Dataset -
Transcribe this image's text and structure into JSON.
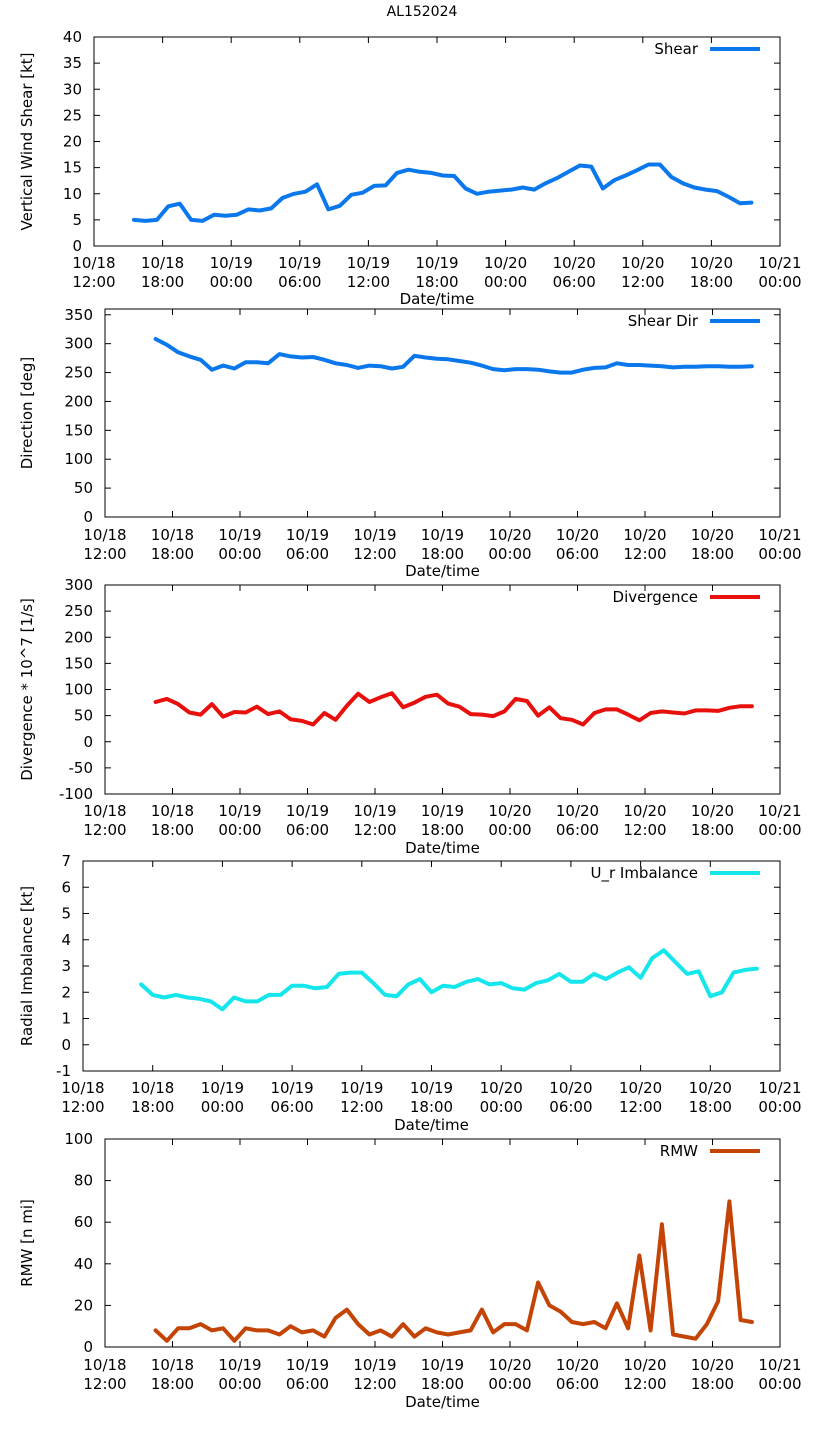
{
  "figure_title": "AL152024",
  "x_axis": {
    "xlabel": "Date/time",
    "tick_labels": [
      {
        "line1": "10/18",
        "line2": "12:00"
      },
      {
        "line1": "10/18",
        "line2": "18:00"
      },
      {
        "line1": "10/19",
        "line2": "00:00"
      },
      {
        "line1": "10/19",
        "line2": "06:00"
      },
      {
        "line1": "10/19",
        "line2": "12:00"
      },
      {
        "line1": "10/19",
        "line2": "18:00"
      },
      {
        "line1": "10/20",
        "line2": "00:00"
      },
      {
        "line1": "10/20",
        "line2": "06:00"
      },
      {
        "line1": "10/20",
        "line2": "12:00"
      },
      {
        "line1": "10/20",
        "line2": "18:00"
      },
      {
        "line1": "10/21",
        "line2": "00:00"
      }
    ],
    "xlim_hours": [
      0,
      60
    ]
  },
  "chart_data": [
    {
      "type": "line",
      "title": "AL152024",
      "xlabel": "Date/time",
      "ylabel": "Vertical Wind Shear [kt]",
      "ylim": [
        0,
        40
      ],
      "yticks": [
        0,
        5,
        10,
        15,
        20,
        25,
        30,
        35,
        40
      ],
      "legend": "Shear",
      "legend_position": "top-right",
      "color": "#0a78ec",
      "x_hours": [
        3.5,
        4.5,
        5.5,
        6.5,
        7.5,
        8.5,
        9.5,
        10.5,
        11.5,
        12.5,
        13.5,
        14.5,
        15.5,
        16.5,
        17.5,
        18.5,
        19.5,
        20.5,
        21.5,
        22.5,
        23.5,
        24.5,
        25.5,
        26.5,
        27.5,
        28.5,
        29.5,
        30.5,
        31.5,
        32.5,
        33.5,
        34.5,
        35.5,
        36.5,
        37.5,
        38.5,
        39.5,
        40.5,
        41.5,
        42.5,
        43.5,
        44.5,
        45.5,
        46.5,
        47.5,
        48.5,
        49.5,
        50.5,
        51.5,
        52.5,
        53.5,
        54.5,
        55.5,
        56.5,
        57.5
      ],
      "values": [
        5,
        4.8,
        5,
        7.6,
        8.1,
        5,
        4.8,
        6,
        5.8,
        6,
        7,
        6.8,
        7.2,
        9.2,
        10,
        10.4,
        11.8,
        7,
        7.7,
        9.8,
        10.2,
        11.5,
        11.6,
        14,
        14.6,
        14.2,
        14,
        13.5,
        13.4,
        11,
        10,
        10.4,
        10.6,
        10.8,
        11.2,
        10.8,
        12,
        13,
        14.2,
        15.4,
        15.2,
        11,
        12.6,
        13.5,
        14.5,
        15.6,
        15.6,
        13.2,
        12,
        11.2,
        10.8,
        10.5,
        9.4,
        8.2,
        8.3
      ]
    },
    {
      "type": "line",
      "xlabel": "Date/time",
      "ylabel": "Direction [deg]",
      "ylim": [
        0,
        360
      ],
      "yticks": [
        0,
        50,
        100,
        150,
        200,
        250,
        300,
        350
      ],
      "legend": "Shear Dir",
      "legend_position": "top-right",
      "color": "#0a78ec",
      "x_hours": [
        4.5,
        5.5,
        6.5,
        7.5,
        8.5,
        9.5,
        10.5,
        11.5,
        12.5,
        13.5,
        14.5,
        15.5,
        16.5,
        17.5,
        18.5,
        19.5,
        20.5,
        21.5,
        22.5,
        23.5,
        24.5,
        25.5,
        26.5,
        27.5,
        28.5,
        29.5,
        30.5,
        31.5,
        32.5,
        33.5,
        34.5,
        35.5,
        36.5,
        37.5,
        38.5,
        39.5,
        40.5,
        41.5,
        42.5,
        43.5,
        44.5,
        45.5,
        46.5,
        47.5,
        48.5,
        49.5,
        50.5,
        51.5,
        52.5,
        53.5,
        54.5,
        55.5,
        56.5,
        57.5
      ],
      "values": [
        308,
        298,
        285,
        278,
        272,
        255,
        262,
        257,
        268,
        268,
        266,
        282,
        278,
        276,
        277,
        272,
        266,
        263,
        258,
        262,
        261,
        257,
        260,
        279,
        276,
        274,
        273,
        270,
        267,
        262,
        256,
        254,
        256,
        256,
        255,
        252,
        250,
        250,
        255,
        258,
        259,
        266,
        263,
        263,
        262,
        261,
        259,
        260,
        260,
        261,
        261,
        260,
        260,
        261
      ]
    },
    {
      "type": "line",
      "xlabel": "Date/time",
      "ylabel": "Divergence * 10^7 [1/s]",
      "ylim": [
        -100,
        300
      ],
      "yticks": [
        -100,
        -50,
        0,
        50,
        100,
        150,
        200,
        250,
        300
      ],
      "legend": "Divergence",
      "legend_position": "top-right",
      "color": "#e8100d",
      "x_hours": [
        4.5,
        5.5,
        6.5,
        7.5,
        8.5,
        9.5,
        10.5,
        11.5,
        12.5,
        13.5,
        14.5,
        15.5,
        16.5,
        17.5,
        18.5,
        19.5,
        20.5,
        21.5,
        22.5,
        23.5,
        24.5,
        25.5,
        26.5,
        27.5,
        28.5,
        29.5,
        30.5,
        31.5,
        32.5,
        33.5,
        34.5,
        35.5,
        36.5,
        37.5,
        38.5,
        39.5,
        40.5,
        41.5,
        42.5,
        43.5,
        44.5,
        45.5,
        46.5,
        47.5,
        48.5,
        49.5,
        50.5,
        51.5,
        52.5,
        53.5,
        54.5,
        55.5,
        56.5,
        57.5
      ],
      "values": [
        76,
        82,
        72,
        56,
        52,
        72,
        48,
        57,
        56,
        67,
        53,
        58,
        43,
        40,
        33,
        55,
        42,
        69,
        92,
        76,
        85,
        93,
        66,
        75,
        86,
        90,
        73,
        67,
        53,
        52,
        49,
        58,
        82,
        78,
        50,
        66,
        45,
        42,
        33,
        55,
        62,
        62,
        52,
        41,
        55,
        58,
        56,
        54,
        60,
        60,
        59,
        65,
        68,
        68
      ]
    },
    {
      "type": "line",
      "xlabel": "Date/time",
      "ylabel": "Radial Imbalance [kt]",
      "ylim": [
        -1,
        7
      ],
      "yticks": [
        -1,
        0,
        1,
        2,
        3,
        4,
        5,
        6,
        7
      ],
      "legend": "U_r Imbalance",
      "legend_position": "top-right",
      "color": "#14e6ec",
      "x_hours": [
        5,
        6,
        7,
        8,
        9,
        10,
        11,
        12,
        13,
        14,
        15,
        16,
        17,
        18,
        19,
        20,
        21,
        22,
        23,
        24,
        25,
        26,
        27,
        28,
        29,
        30,
        31,
        32,
        33,
        34,
        35,
        36,
        37,
        38,
        39,
        40,
        41,
        42,
        43,
        44,
        45,
        46,
        47,
        48,
        49,
        50,
        51,
        52,
        53,
        54,
        55,
        56,
        57,
        58
      ],
      "values": [
        2.3,
        1.9,
        1.8,
        1.9,
        1.8,
        1.75,
        1.65,
        1.35,
        1.8,
        1.65,
        1.65,
        1.9,
        1.9,
        2.25,
        2.25,
        2.15,
        2.2,
        2.7,
        2.75,
        2.75,
        2.35,
        1.9,
        1.85,
        2.3,
        2.5,
        2.0,
        2.25,
        2.2,
        2.4,
        2.5,
        2.3,
        2.35,
        2.15,
        2.1,
        2.35,
        2.45,
        2.7,
        2.4,
        2.4,
        2.7,
        2.5,
        2.75,
        2.95,
        2.55,
        3.3,
        3.6,
        3.15,
        2.7,
        2.8,
        1.85,
        2.0,
        2.75,
        2.85,
        2.9
      ]
    },
    {
      "type": "line",
      "xlabel": "Date/time",
      "ylabel": "RMW [n mi]",
      "ylim": [
        0,
        100
      ],
      "yticks": [
        0,
        20,
        40,
        60,
        80,
        100
      ],
      "legend": "RMW",
      "legend_position": "top-right",
      "color": "#c44406",
      "x_hours": [
        4.5,
        5.5,
        6.5,
        7.5,
        8.5,
        9.5,
        10.5,
        11.5,
        12.5,
        13.5,
        14.5,
        15.5,
        16.5,
        17.5,
        18.5,
        19.5,
        20.5,
        21.5,
        22.5,
        23.5,
        24.5,
        25.5,
        26.5,
        27.5,
        28.5,
        29.5,
        30.5,
        31.5,
        32.5,
        33.5,
        34.5,
        35.5,
        36.5,
        37.5,
        38.5,
        39.5,
        40.5,
        41.5,
        42.5,
        43.5,
        44.5,
        45.5,
        46.5,
        47.5,
        48.5,
        49.5,
        50.5,
        51.5,
        52.5,
        53.5,
        54.5,
        55.5,
        56.5,
        57.5
      ],
      "values": [
        8,
        3,
        9,
        9,
        11,
        8,
        9,
        3,
        9,
        8,
        8,
        6,
        10,
        7,
        8,
        5,
        14,
        18,
        11,
        6,
        8,
        5,
        11,
        5,
        9,
        7,
        6,
        7,
        8,
        18,
        7,
        11,
        11,
        8,
        31,
        20,
        17,
        12,
        11,
        12,
        9,
        21,
        9,
        44,
        8,
        59,
        6,
        5,
        4,
        11,
        22,
        70,
        13,
        12
      ]
    }
  ]
}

Required work - Check each line of the records for the word "ylabel" and extract those that contain it.

Correct response -
      "ylabel": "Vertical Wind Shear [kt]",
      "ylabel": "Direction [deg]",
      "ylabel": "Divergence * 10^7 [1/s]",
      "ylabel": "Radial Imbalance [kt]",
      "ylabel": "RMW [n mi]",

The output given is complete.